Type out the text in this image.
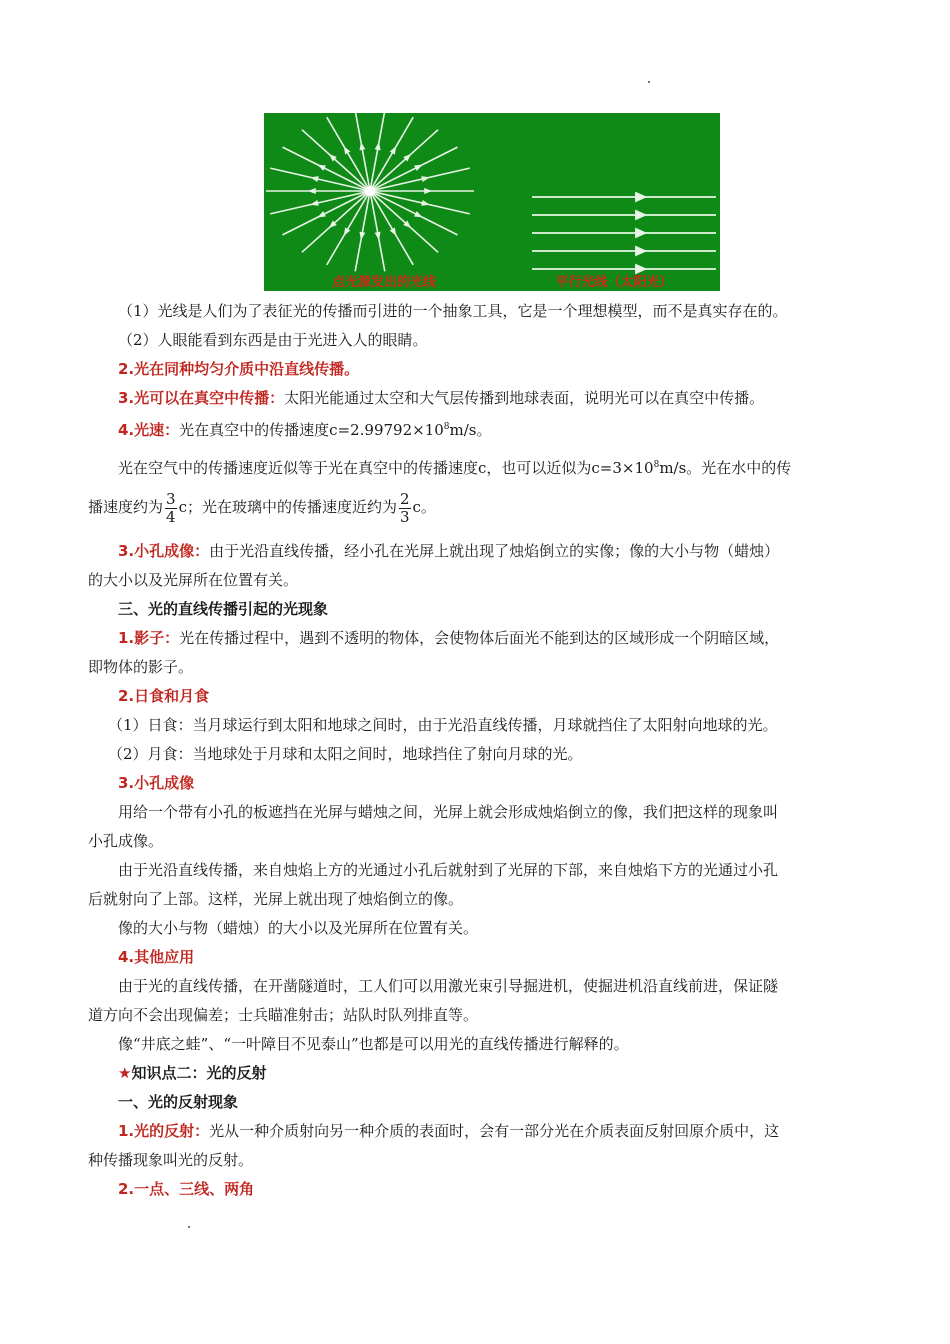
点光源发出的光线	平行光线（太阳光）

（1）光线是人们为了表征光的传播而引进的一个抽象工具，它是一个理想模型，而不是真实存在的。

（2）人眼能看到东西是由于光进入人的眼睛。

2.光在同种均匀介质中沿直线传播。

3.光可以在真空中传播：太阳光能通过太空和大气层传播到地球表面，说明光可以在真空中传播。

4.光速：光在真空中的传播速度$c=2.99792\times 10^8m/s$。

光在空气中的传播速度近似等于光在真空中的传播速度c，也可以近似为$c=3\times 10^8m/s$。光在水中的传

播速度约为 $\frac{3}{4}$ c；光在玻璃中的传播速度近约为 $\frac{2}{3}$ c。

3.小孔成像：由于光沿直线传播，经小孔在光屏上就出现了烛焰倒立的实像；像的大小与物（蜡烛）

的大小以及光屏所在位置有关。

三、光的直线传播引起的光现象

1.影子：光在传播过程中，遇到不透明的物体，会使物体后面光不能到达的区域形成一个阴暗区域，

即物体的影子。

2.日食和月食

（1）日食：当月球运行到太阳和地球之间时，由于光沿直线传播，月球就挡住了太阳射向地球的光。

（2）月食：当地球处于月球和太阳之间时，地球挡住了射向月球的光。

3.小孔成像

用给一个带有小孔的板遮挡在光屏与蜡烛之间，光屏上就会形成烛焰倒立的像，我们把这样的现象叫

小孔成像。

由于光沿直线传播，来自烛焰上方的光通过小孔后就射到了光屏的下部，来自烛焰下方的光通过小孔

后就射向了上部。这样，光屏上就出现了烛焰倒立的像。

像的大小与物（蜡烛）的大小以及光屏所在位置有关。

4.其他应用

由于光的直线传播，在开凿隧道时，工人们可以用激光束引导掘进机，使掘进机沿直线前进，保证隧

道方向不会出现偏差；士兵瞄准射击；站队时队列排直等。

像“井底之蛙”、“一叶障目不见泰山”也都是可以用光的直线传播进行解释的。

★知识点二：光的反射

一、光的反射现象

1.光的反射：光从一种介质射向另一种介质的表面时，会有一部分光在介质表面反射回原介质中，这

种传播现象叫光的反射。

2.一点、三线、两角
──────────────────────────────
Task description
Copy each line of the records containing the string "的大小以及光屏所在位置有关".

Worked solution
的大小以及光屏所在位置有关。
像的大小与物（蜡烛）的大小以及光屏所在位置有关。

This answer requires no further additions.